Copy the lines from the one containing "Extract all elements" through the one containing "x axis category labels: 55", including both of those lines. Leave the pictures out of your copy.

* [Recorded data]
++++++++++++++++++++

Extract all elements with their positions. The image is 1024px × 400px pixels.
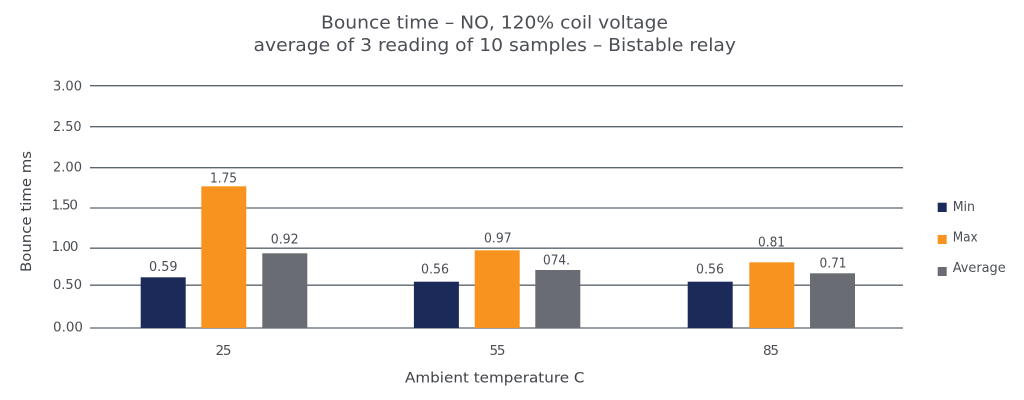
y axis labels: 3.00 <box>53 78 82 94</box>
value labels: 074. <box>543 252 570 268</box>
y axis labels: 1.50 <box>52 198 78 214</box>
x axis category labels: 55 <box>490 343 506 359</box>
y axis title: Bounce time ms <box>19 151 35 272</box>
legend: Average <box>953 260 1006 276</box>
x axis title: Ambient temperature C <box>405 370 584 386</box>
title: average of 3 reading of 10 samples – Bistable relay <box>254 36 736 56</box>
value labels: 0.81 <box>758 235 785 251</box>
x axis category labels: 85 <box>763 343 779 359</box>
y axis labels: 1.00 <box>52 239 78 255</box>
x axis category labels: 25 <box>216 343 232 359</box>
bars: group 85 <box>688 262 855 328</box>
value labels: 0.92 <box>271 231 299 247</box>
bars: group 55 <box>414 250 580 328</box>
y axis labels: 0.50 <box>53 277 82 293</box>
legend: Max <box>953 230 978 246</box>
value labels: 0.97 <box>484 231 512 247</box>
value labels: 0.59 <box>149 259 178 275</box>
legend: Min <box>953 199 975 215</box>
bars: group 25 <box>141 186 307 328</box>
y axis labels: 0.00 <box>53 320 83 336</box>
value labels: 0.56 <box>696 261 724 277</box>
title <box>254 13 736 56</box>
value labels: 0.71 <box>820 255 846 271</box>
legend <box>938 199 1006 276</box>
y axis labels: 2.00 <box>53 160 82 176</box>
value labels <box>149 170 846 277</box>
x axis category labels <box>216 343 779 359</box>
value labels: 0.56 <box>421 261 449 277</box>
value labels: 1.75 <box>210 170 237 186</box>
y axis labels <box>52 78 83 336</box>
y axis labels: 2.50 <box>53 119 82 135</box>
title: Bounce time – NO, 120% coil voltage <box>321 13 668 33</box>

++++++++++++++++++++

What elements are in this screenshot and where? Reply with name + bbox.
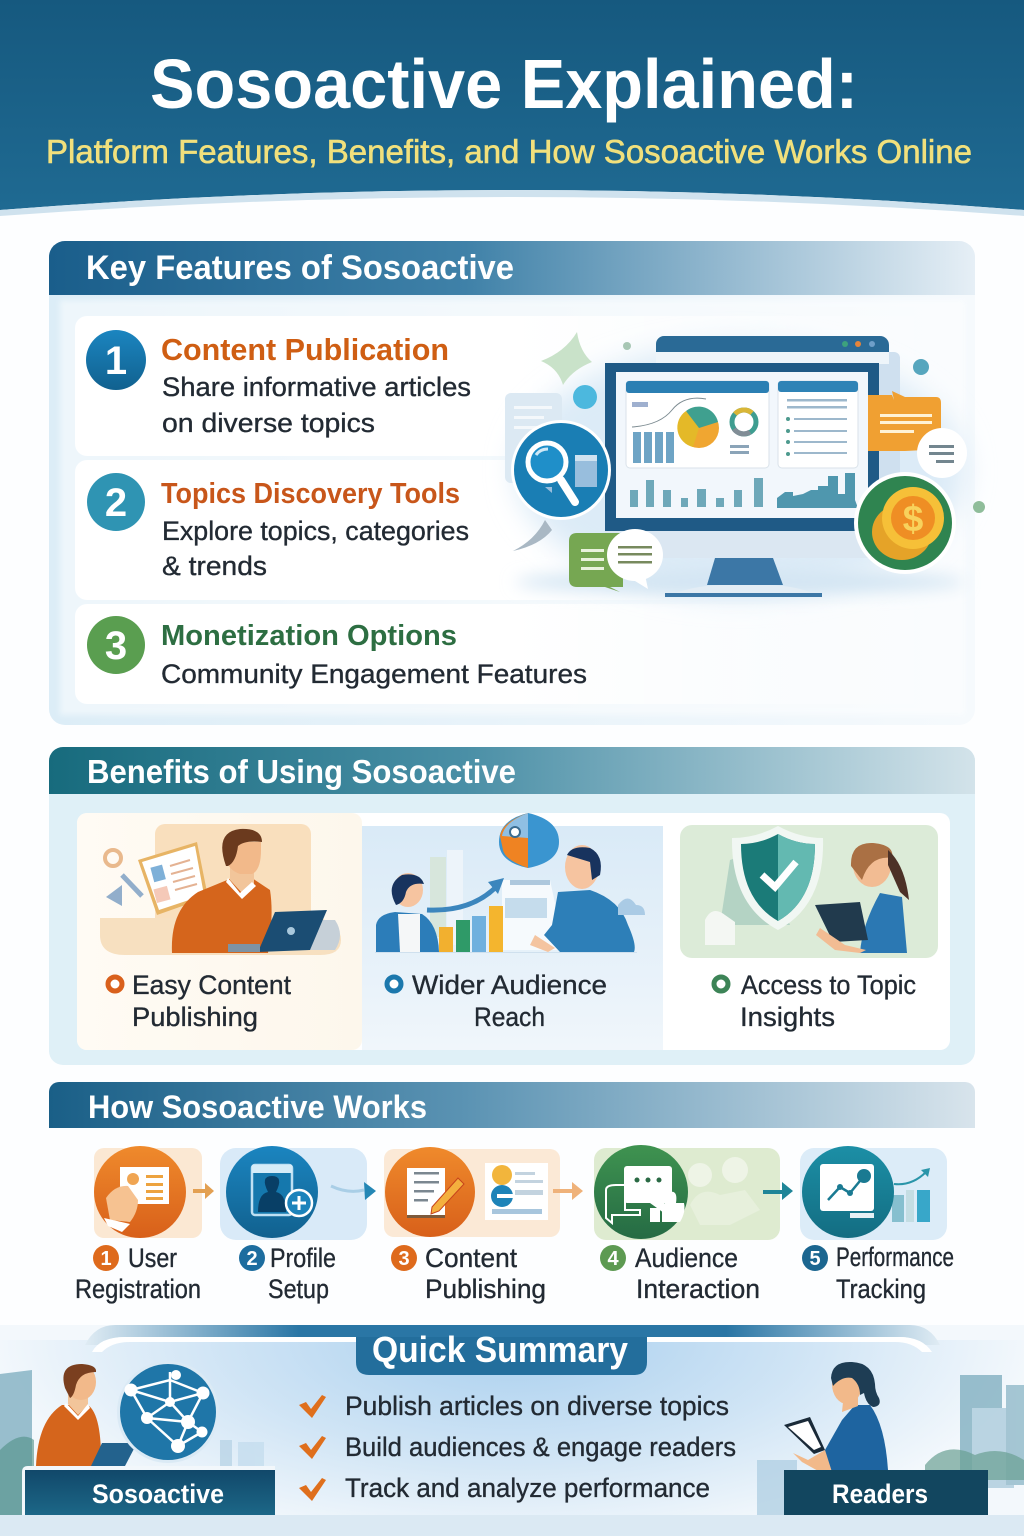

++++++++++++++++++++

* [Reply to the task]
Extract all elements with their positions. The image is 1024px × 400px pixels.
y axis labels: 3.00 <box>53 78 82 94</box>
value labels: 074. <box>543 252 570 268</box>
y axis labels: 1.50 <box>52 198 78 214</box>
x axis category labels: 55 <box>490 343 506 359</box>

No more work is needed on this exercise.